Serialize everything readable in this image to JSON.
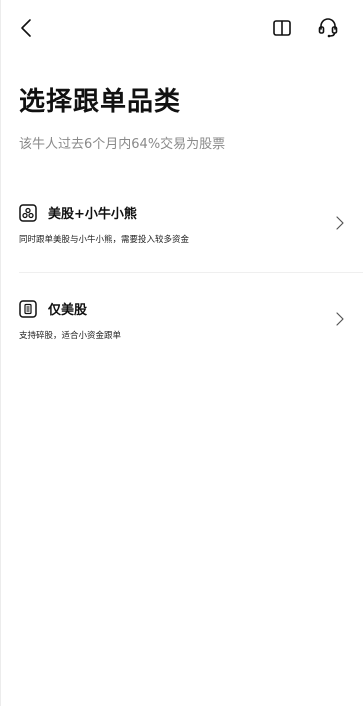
{
  "header": {
    "back_icon": "chevron-left-icon",
    "book_icon": "book-open-icon",
    "support_icon": "headset-icon"
  },
  "page": {
    "title": "选择跟单品类",
    "subtitle": "该牛人过去6个月内64%交易为股票"
  },
  "options": [
    {
      "icon": "stock-group-icon",
      "title": "美股+小牛小熊",
      "description": "同时跟单美股与小牛小熊，需要投入较多资金",
      "chevron_icon": "chevron-right-icon"
    },
    {
      "icon": "document-list-icon",
      "title": "仅美股",
      "description": "支持碎股，适合小资金跟单",
      "chevron_icon": "chevron-right-icon"
    }
  ],
  "colors": {
    "text_primary": "#111111",
    "text_secondary": "#8a8a8a",
    "divider": "#efefef",
    "background": "#ffffff"
  }
}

====

## Task to complete
Pictures are not part of the copy; reproduce everything else in the records exactly.

## Complete response
Serialize everything readable in this image to JSON.
{
  "header": {
    "back_icon": "chevron-left-icon",
    "book_icon": "book-open-icon",
    "support_icon": "headset-icon"
  },
  "page": {
    "title": "选择跟单品类",
    "subtitle": "该牛人过去6个月内64%交易为股票"
  },
  "options": [
    {
      "icon": "stock-group-icon",
      "title": "美股+小牛小熊",
      "description": "同时跟单美股与小牛小熊，需要投入较多资金",
      "chevron_icon": "chevron-right-icon"
    },
    {
      "icon": "document-list-icon",
      "title": "仅美股",
      "description": "支持碎股，适合小资金跟单",
      "chevron_icon": "chevron-right-icon"
    }
  ],
  "colors": {
    "text_primary": "#111111",
    "text_secondary": "#8a8a8a",
    "divider": "#efefef",
    "background": "#ffffff"
  }
}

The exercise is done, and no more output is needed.